▸ WHAT THIS TASK INVOLVES
Write out each line exactly as given. Leave the pictures out of your copy.

▸ DATASET CONTENT
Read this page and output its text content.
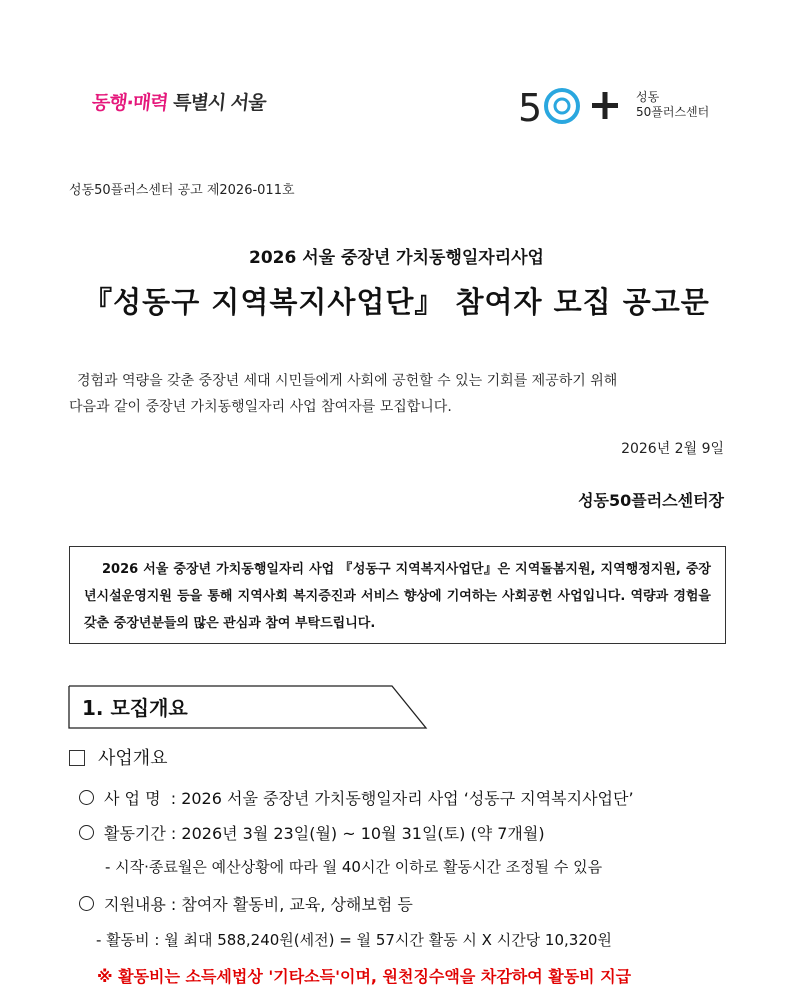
동행·매력 특별시 서울	5	성동
50플러스센터
성동50플러스센터 공고 제2026-011호
2026 서울 중장년 가치동행일자리사업
『성동구 지역복지사업단』 참여자 모집 공고문

경험과 역량을 갖춘 중장년 세대 시민들에게 사회에 공헌할 수 있는 기회를 제공하기 위해

다음과 같이 중장년 가치동행일자리 사업 참여자를 모집합니다.

2026년 2월 9일
성동50플러스센터장

2026 서울 중장년 가치동행일자리 사업 『성동구 지역복지사업단』은 지역돌봄지원, 지역행정지원, 중장년시설운영지원 등을 통해 지역사회 복지증진과 서비스 향상에 기여하는 사회공헌 사업입니다. 역량과 경험을 갖춘 중장년분들의 많은 관심과 참여 부탁드립니다.

1. 모집개요
사업개요
사 업 명 : 2026 서울 중장년 가치동행일자리 사업 ‘성동구 지역복지사업단’
활동기간 : 2026년 3월 23일(월) ~ 10월 31일(토) (약 7개월)
- 시작·종료월은 예산상황에 따라 월 40시간 이하로 활동시간 조정될 수 있음
지원내용 : 참여자 활동비, 교육, 상해보험 등
- 활동비 : 월 최대 588,240원(세전) = 월 57시간 활동 시 X 시간당 10,320원
※ 활동비는 소득세법상 '기타소득'이며, 원천징수액을 차감하여 활동비 지급
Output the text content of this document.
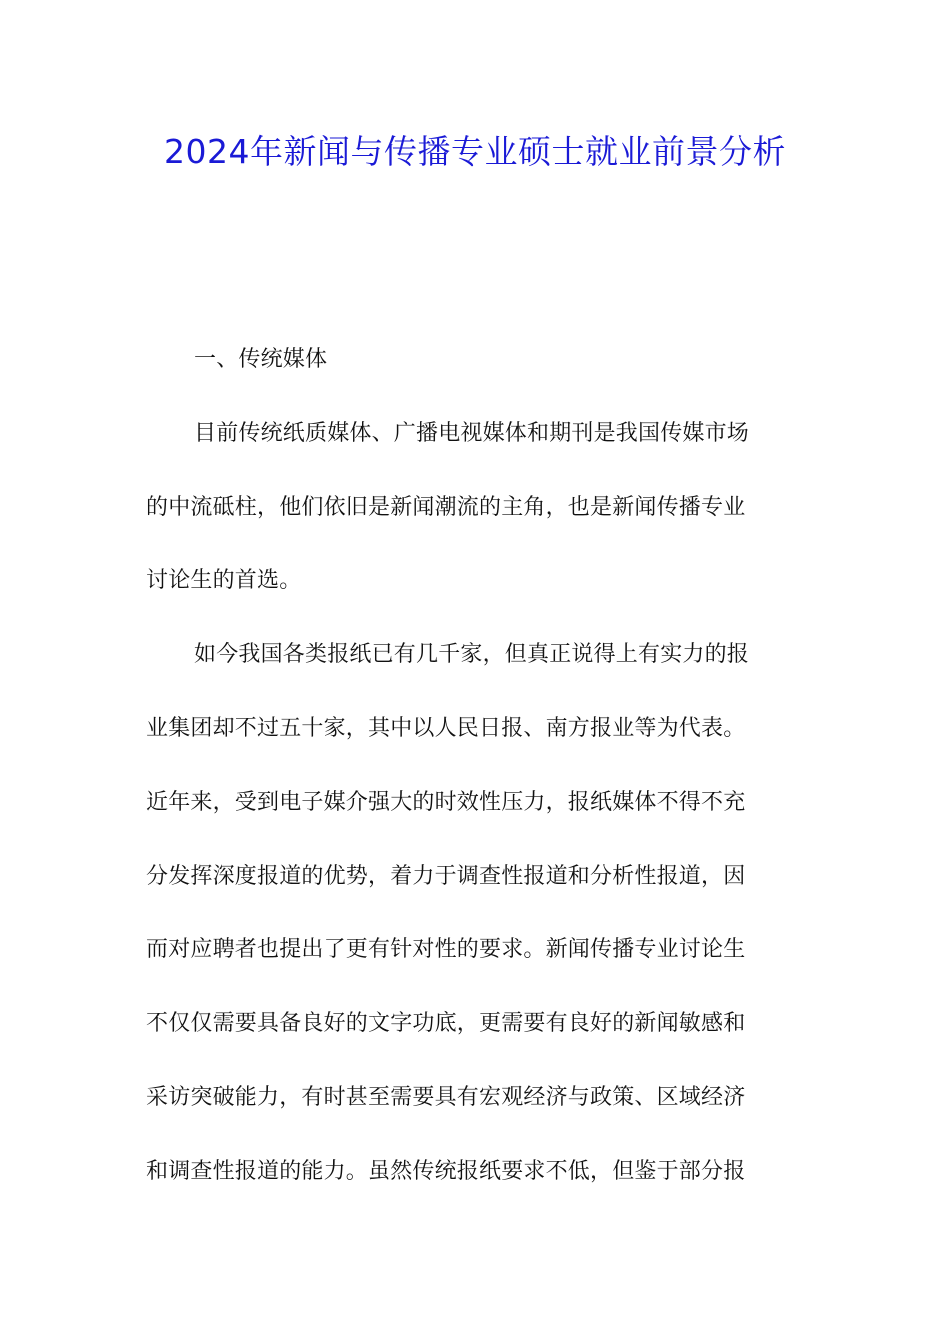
2024年新闻与传播专业硕士就业前景分析
一、传统媒体
目前传统纸质媒体、广播电视媒体和期刊是我国传媒市场
的中流砥柱，他们依旧是新闻潮流的主角，也是新闻传播专业
讨论生的首选。
如今我国各类报纸已有几千家，但真正说得上有实力的报
业集团却不过五十家，其中以人民日报、南方报业等为代表。
近年来，受到电子媒介强大的时效性压力，报纸媒体不得不充
分发挥深度报道的优势，着力于调查性报道和分析性报道，因
而对应聘者也提出了更有针对性的要求。新闻传播专业讨论生
不仅仅需要具备良好的文字功底，更需要有良好的新闻敏感和
采访突破能力，有时甚至需要具有宏观经济与政策、区域经济
和调查性报道的能力。虽然传统报纸要求不低，但鉴于部分报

▸ REPLY
Read this page and output its text content.
동행·매력 특별시 서울	5	성동
50플러스센터
성동50플러스센터 공고 제2026-011호
2026 서울 중장년 가치동행일자리사업
『성동구 지역복지사업단』 참여자 모집 공고문

경험과 역량을 갖춘 중장년 세대 시민들에게 사회에 공헌할 수 있는 기회를 제공하기 위해

다음과 같이 중장년 가치동행일자리 사업 참여자를 모집합니다.

2026년 2월 9일
성동50플러스센터장

2026 서울 중장년 가치동행일자리 사업 『성동구 지역복지사업단』은 지역돌봄지원, 지역행정지원, 중장년시설운영지원 등을 통해 지역사회 복지증진과 서비스 향상에 기여하는 사회공헌 사업입니다. 역량과 경험을 갖춘 중장년분들의 많은 관심과 참여 부탁드립니다.

1. 모집개요
사업개요
사 업 명 : 2026 서울 중장년 가치동행일자리 사업 ‘성동구 지역복지사업단’
활동기간 : 2026년 3월 23일(월) ~ 10월 31일(토) (약 7개월)
- 시작·종료월은 예산상황에 따라 월 40시간 이하로 활동시간 조정될 수 있음
지원내용 : 참여자 활동비, 교육, 상해보험 등
- 활동비 : 월 최대 588,240원(세전) = 월 57시간 활동 시 X 시간당 10,320원
※ 활동비는 소득세법상 '기타소득'이며, 원천징수액을 차감하여 활동비 지급
Output the text content of this document.
2024年新闻与传播专业硕士就业前景分析
一、传统媒体
目前传统纸质媒体、广播电视媒体和期刊是我国传媒市场
的中流砥柱，他们依旧是新闻潮流的主角，也是新闻传播专业
讨论生的首选。
如今我国各类报纸已有几千家，但真正说得上有实力的报
业集团却不过五十家，其中以人民日报、南方报业等为代表。
近年来，受到电子媒介强大的时效性压力，报纸媒体不得不充
分发挥深度报道的优势，着力于调查性报道和分析性报道，因
而对应聘者也提出了更有针对性的要求。新闻传播专业讨论生
不仅仅需要具备良好的文字功底，更需要有良好的新闻敏感和
采访突破能力，有时甚至需要具有宏观经济与政策、区域经济
和调查性报道的能力。虽然传统报纸要求不低，但鉴于部分报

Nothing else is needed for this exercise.